— start Data listing —
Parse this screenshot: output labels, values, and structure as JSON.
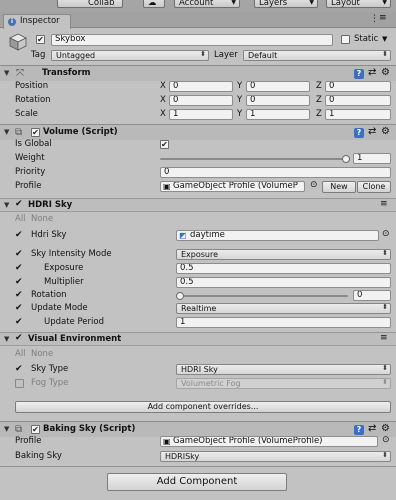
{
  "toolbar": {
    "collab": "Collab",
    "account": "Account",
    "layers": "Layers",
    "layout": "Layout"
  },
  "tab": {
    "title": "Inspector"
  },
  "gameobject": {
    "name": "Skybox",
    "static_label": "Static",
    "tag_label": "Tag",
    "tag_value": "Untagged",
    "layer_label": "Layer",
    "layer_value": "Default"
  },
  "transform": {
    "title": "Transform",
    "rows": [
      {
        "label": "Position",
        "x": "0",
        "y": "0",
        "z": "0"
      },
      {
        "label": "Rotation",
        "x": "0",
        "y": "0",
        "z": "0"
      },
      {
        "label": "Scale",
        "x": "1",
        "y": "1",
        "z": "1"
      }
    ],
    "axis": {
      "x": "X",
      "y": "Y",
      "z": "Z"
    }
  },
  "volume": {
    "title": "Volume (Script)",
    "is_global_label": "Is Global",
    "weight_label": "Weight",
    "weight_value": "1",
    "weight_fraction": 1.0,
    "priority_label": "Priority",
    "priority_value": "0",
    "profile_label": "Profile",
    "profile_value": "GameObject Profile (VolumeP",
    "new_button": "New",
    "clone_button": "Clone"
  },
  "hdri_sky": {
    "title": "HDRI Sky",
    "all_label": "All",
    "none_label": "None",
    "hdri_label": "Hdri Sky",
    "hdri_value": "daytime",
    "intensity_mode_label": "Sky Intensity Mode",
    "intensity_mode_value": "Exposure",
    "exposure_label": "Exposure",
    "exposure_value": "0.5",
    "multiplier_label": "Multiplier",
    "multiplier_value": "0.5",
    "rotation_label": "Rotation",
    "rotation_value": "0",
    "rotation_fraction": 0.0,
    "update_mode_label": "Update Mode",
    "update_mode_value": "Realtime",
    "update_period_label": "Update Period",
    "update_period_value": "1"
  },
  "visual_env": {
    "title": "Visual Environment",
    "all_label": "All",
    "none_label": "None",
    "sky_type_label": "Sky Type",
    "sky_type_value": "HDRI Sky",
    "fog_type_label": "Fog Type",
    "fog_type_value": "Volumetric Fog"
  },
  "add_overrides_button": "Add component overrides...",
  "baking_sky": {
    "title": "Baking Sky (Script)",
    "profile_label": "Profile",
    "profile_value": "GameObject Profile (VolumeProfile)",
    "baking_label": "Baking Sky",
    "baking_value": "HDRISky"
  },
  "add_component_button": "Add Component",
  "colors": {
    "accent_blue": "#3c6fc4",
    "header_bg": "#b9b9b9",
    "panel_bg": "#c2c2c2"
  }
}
— end Data listing —
Work required.
Take the listing and print it again exactly, but without any pictures.

Output of the exercise.
Parse this screenshot: output labels, values, and structure as JSON.
{
  "toolbar": {
    "collab": "Collab",
    "account": "Account",
    "layers": "Layers",
    "layout": "Layout"
  },
  "tab": {
    "title": "Inspector"
  },
  "gameobject": {
    "name": "Skybox",
    "static_label": "Static",
    "tag_label": "Tag",
    "tag_value": "Untagged",
    "layer_label": "Layer",
    "layer_value": "Default"
  },
  "transform": {
    "title": "Transform",
    "rows": [
      {
        "label": "Position",
        "x": "0",
        "y": "0",
        "z": "0"
      },
      {
        "label": "Rotation",
        "x": "0",
        "y": "0",
        "z": "0"
      },
      {
        "label": "Scale",
        "x": "1",
        "y": "1",
        "z": "1"
      }
    ],
    "axis": {
      "x": "X",
      "y": "Y",
      "z": "Z"
    }
  },
  "volume": {
    "title": "Volume (Script)",
    "is_global_label": "Is Global",
    "weight_label": "Weight",
    "weight_value": "1",
    "weight_fraction": 1.0,
    "priority_label": "Priority",
    "priority_value": "0",
    "profile_label": "Profile",
    "profile_value": "GameObject Profile (VolumeP",
    "new_button": "New",
    "clone_button": "Clone"
  },
  "hdri_sky": {
    "title": "HDRI Sky",
    "all_label": "All",
    "none_label": "None",
    "hdri_label": "Hdri Sky",
    "hdri_value": "daytime",
    "intensity_mode_label": "Sky Intensity Mode",
    "intensity_mode_value": "Exposure",
    "exposure_label": "Exposure",
    "exposure_value": "0.5",
    "multiplier_label": "Multiplier",
    "multiplier_value": "0.5",
    "rotation_label": "Rotation",
    "rotation_value": "0",
    "rotation_fraction": 0.0,
    "update_mode_label": "Update Mode",
    "update_mode_value": "Realtime",
    "update_period_label": "Update Period",
    "update_period_value": "1"
  },
  "visual_env": {
    "title": "Visual Environment",
    "all_label": "All",
    "none_label": "None",
    "sky_type_label": "Sky Type",
    "sky_type_value": "HDRI Sky",
    "fog_type_label": "Fog Type",
    "fog_type_value": "Volumetric Fog"
  },
  "add_overrides_button": "Add component overrides...",
  "baking_sky": {
    "title": "Baking Sky (Script)",
    "profile_label": "Profile",
    "profile_value": "GameObject Profile (VolumeProfile)",
    "baking_label": "Baking Sky",
    "baking_value": "HDRISky"
  },
  "add_component_button": "Add Component",
  "colors": {
    "accent_blue": "#3c6fc4",
    "header_bg": "#b9b9b9",
    "panel_bg": "#c2c2c2"
  }
}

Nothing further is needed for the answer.